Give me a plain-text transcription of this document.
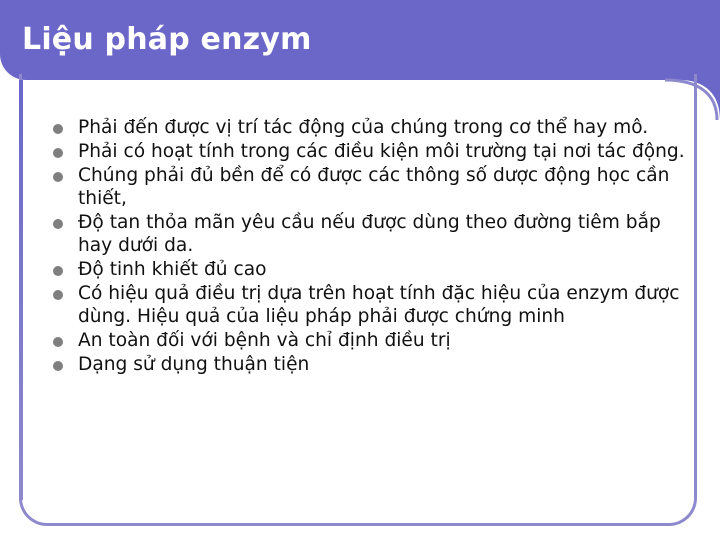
Liệu pháp enzym
Phải đến được vị trí tác động của chúng trong cơ thể hay mô.
Phải có hoạt tính trong các điều kiện môi trường tại nơi tác động.
Chúng phải đủ bền để có được các thông số dược động học cần thiết,
Độ tan thỏa mãn yêu cầu nếu được dùng theo đường tiêm bắp hay dưới da.
Độ tinh khiết đủ cao
Có hiệu quả điều trị dựa trên hoạt tính đặc hiệu của enzym được dùng. Hiệu quả của liệu pháp phải được chứng minh
An toàn đối với bệnh và chỉ định điều trị
Dạng sử dụng thuận tiện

STATED PROBLEM: Give only the number of lines in the material above that include the word "hoạt".

CORRECT RESPONSE: 2